Stored entries
============
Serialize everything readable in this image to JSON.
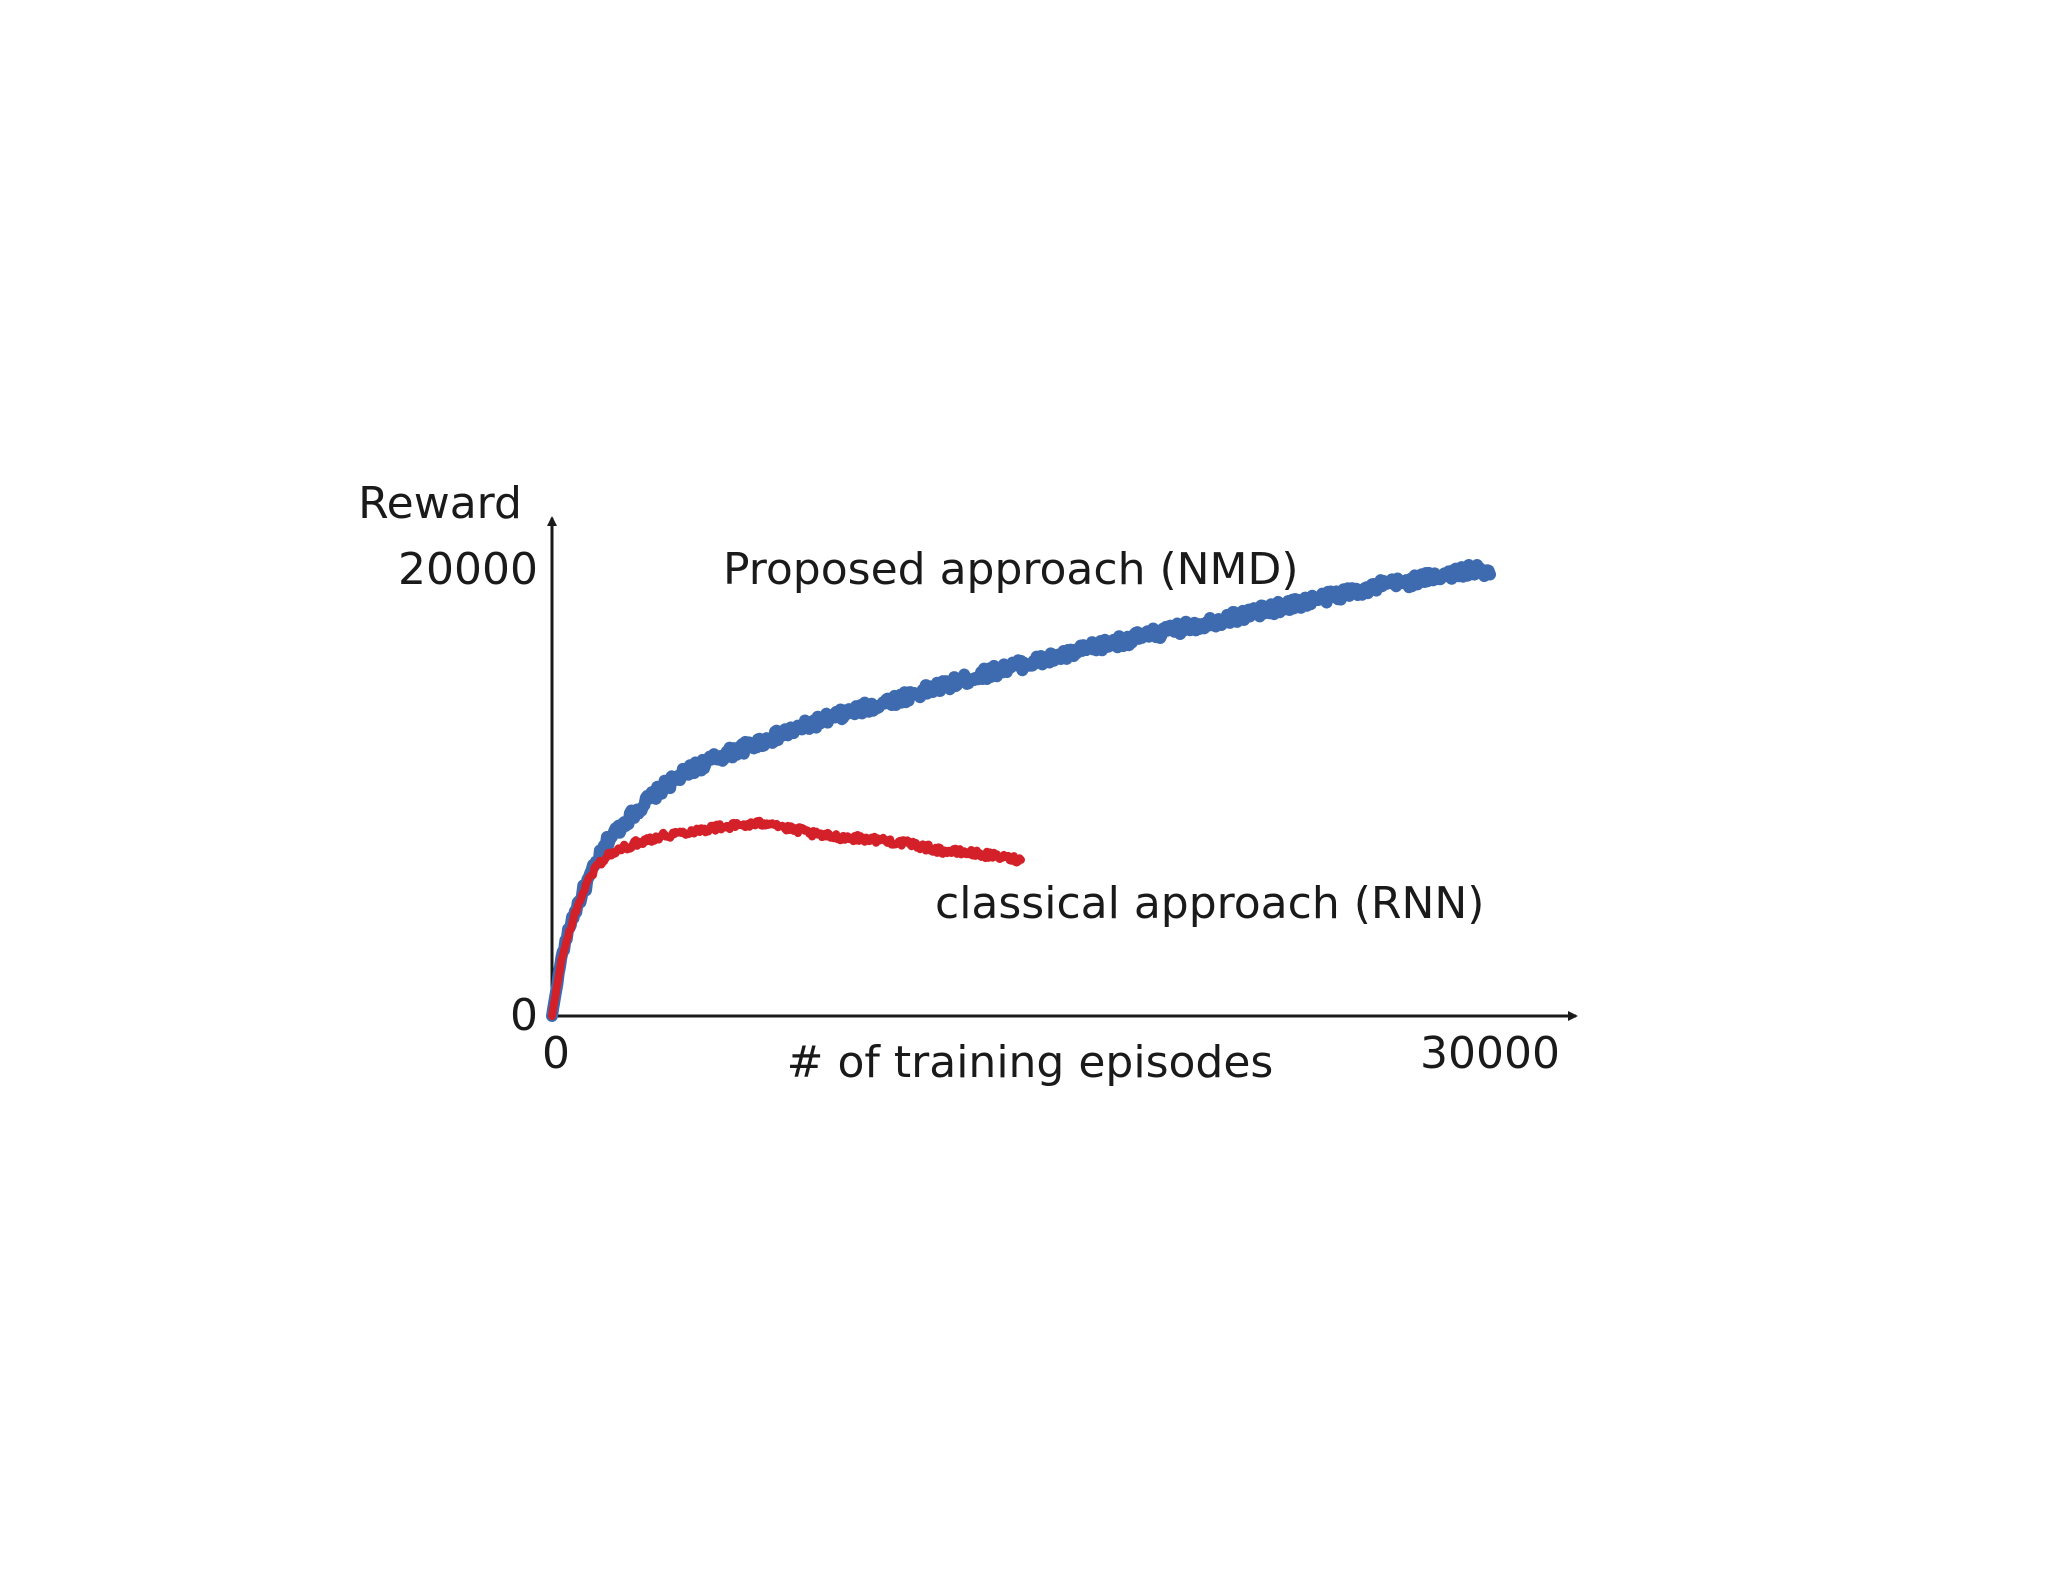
{
  "chart_data": {
    "type": "line",
    "title": "",
    "xlabel": "# of training episodes",
    "ylabel": "Reward",
    "xlim": [
      0,
      30000
    ],
    "ylim": [
      0,
      20000
    ],
    "x_ticks": [
      "0",
      "30000"
    ],
    "y_ticks": [
      "0",
      "20000"
    ],
    "grid": false,
    "legend": "inline labels",
    "series": [
      {
        "name": "Proposed approach (NMD)",
        "color": "#3e6bb0",
        "x": [
          0,
          300,
          600,
          1000,
          1400,
          1800,
          2400,
          3000,
          3600,
          4500,
          5500,
          6500,
          7500,
          8500,
          9500,
          10500,
          11500,
          12500,
          13500,
          14500,
          15500,
          16500,
          17500,
          18500,
          19500,
          20500,
          21500,
          22500,
          23500,
          24500,
          25500,
          26500,
          27500,
          28500,
          29500,
          30000
        ],
        "y": [
          0,
          2600,
          4200,
          5600,
          6800,
          7900,
          8800,
          9600,
          10300,
          11100,
          11700,
          12200,
          12700,
          13200,
          13600,
          14000,
          14400,
          14800,
          15200,
          15600,
          15900,
          16200,
          16600,
          16900,
          17200,
          17500,
          17800,
          18100,
          18400,
          18700,
          19000,
          19300,
          19500,
          19800,
          20000,
          19800
        ]
      },
      {
        "name": "classical approach (RNN)",
        "color": "#d42028",
        "x": [
          0,
          300,
          600,
          1000,
          1400,
          1800,
          2400,
          3000,
          3600,
          4500,
          5500,
          6500,
          7000,
          7500,
          8000,
          8500,
          9500,
          10500,
          11500,
          12500,
          13500,
          14500,
          15000
        ],
        "y": [
          0,
          2500,
          4000,
          5600,
          6700,
          7200,
          7600,
          7900,
          8100,
          8300,
          8500,
          8600,
          8700,
          8400,
          8300,
          8100,
          8000,
          7900,
          7700,
          7400,
          7300,
          7100,
          7000
        ]
      }
    ]
  }
}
============
_THE TASK_
Scan the data above; copy every line where "approach" appears.

_ANSWER TO THIS PROBLEM_
        "name": "Proposed approach (NMD)",
        "name": "classical approach (RNN)",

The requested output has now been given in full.